>> start Provided records
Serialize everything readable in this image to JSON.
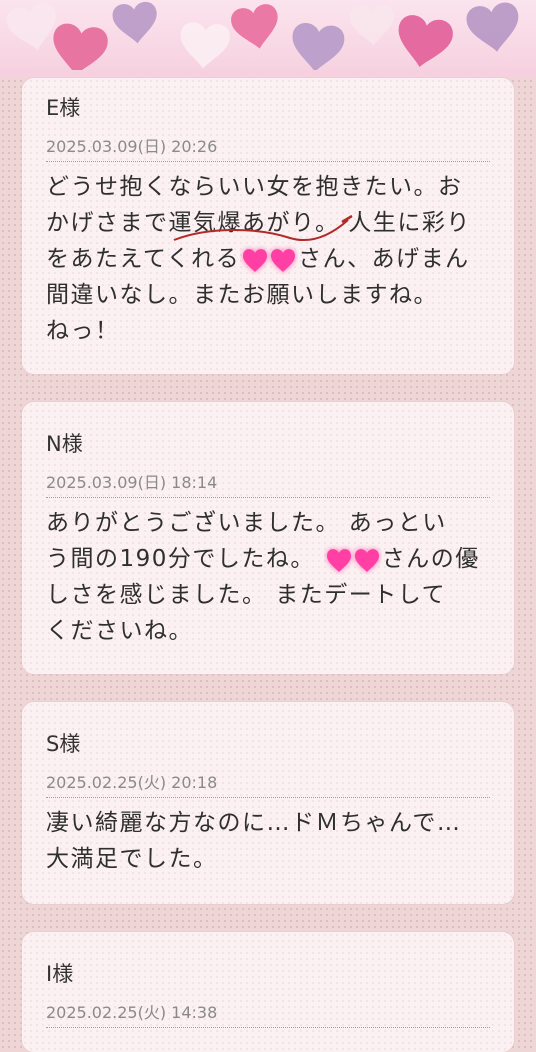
{
  "header": {
    "hearts": [
      {
        "icon": "heart-icon",
        "color": "#f8e6ee"
      },
      {
        "icon": "heart-icon",
        "color": "#e56b9b"
      },
      {
        "icon": "heart-icon",
        "color": "#b89ac8"
      },
      {
        "icon": "heart-icon",
        "color": "#fbeef2"
      },
      {
        "icon": "heart-icon",
        "color": "#e9709f"
      },
      {
        "icon": "heart-icon",
        "color": "#b79bc9"
      },
      {
        "icon": "heart-icon",
        "color": "#f9e5ec"
      },
      {
        "icon": "heart-icon",
        "color": "#e2619a"
      },
      {
        "icon": "heart-icon",
        "color": "#b798c6"
      }
    ]
  },
  "reviews": [
    {
      "name": "E様",
      "date": "2025.03.09(日) 20:26",
      "lines": [
        [
          "どうせ抱くならいい女を抱きたい。お"
        ],
        [
          "かげさまで運気爆あがり。 人生に彩り"
        ],
        [
          "をあたえてくれる",
          "♥",
          "さん、あげまん"
        ],
        [
          "間違いなし。またお願いしますね。"
        ],
        [
          "ねっ！"
        ]
      ]
    },
    {
      "name": "N様",
      "date": "2025.03.09(日) 18:14",
      "lines": [
        [
          "ありがとうございました。 あっとい"
        ],
        [
          "う間の190分でしたね。 ",
          "♥",
          "さんの優"
        ],
        [
          "しさを感じました。 またデートして"
        ],
        [
          "くださいね。"
        ]
      ]
    },
    {
      "name": "S様",
      "date": "2025.02.25(火) 20:18",
      "lines": [
        [
          "凄い綺麗な方なのに…ドＭちゃんで…"
        ],
        [
          "大満足でした。"
        ]
      ]
    },
    {
      "name": "I様",
      "date": "2025.02.25(火) 14:38",
      "lines": []
    }
  ],
  "colors": {
    "accent_heart": "#ff3fa4",
    "annotation": "#b02a2a"
  }
}
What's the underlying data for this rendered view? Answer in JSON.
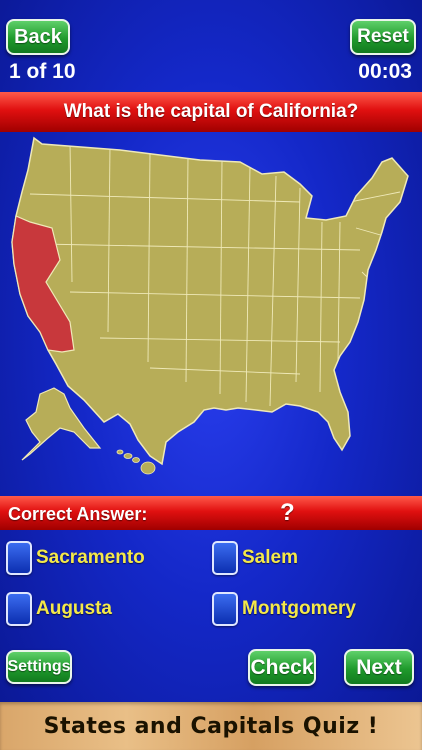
{
  "header": {
    "back_label": "Back",
    "reset_label": "Reset",
    "progress": "1 of 10",
    "timer": "00:03"
  },
  "question": "What is the capital of California?",
  "answer": {
    "label": "Correct Answer:",
    "value": "?"
  },
  "choices": [
    "Sacramento",
    "Salem",
    "Augusta",
    "Montgomery"
  ],
  "controls": {
    "settings_label": "Settings",
    "check_label": "Check",
    "next_label": "Next"
  },
  "footer": {
    "title": "States and Capitals Quiz !"
  },
  "map": {
    "highlighted_state": "California",
    "colors": {
      "state_fill": "#b7ad58",
      "state_border": "#efe9b8",
      "highlight_fill": "#c8383c",
      "ocean": "#1428c8"
    }
  },
  "icons": {
    "choice_checkbox": "blue-square-checkbox-icon"
  }
}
>> end Provided records
*Aim*
Go through the material above and copy each line that has the word "date".

*Expected output*
      "date": "2025.03.09(日) 20:26",
      "date": "2025.03.09(日) 18:14",
      "date": "2025.02.25(火) 20:18",
      "date": "2025.02.25(火) 14:38",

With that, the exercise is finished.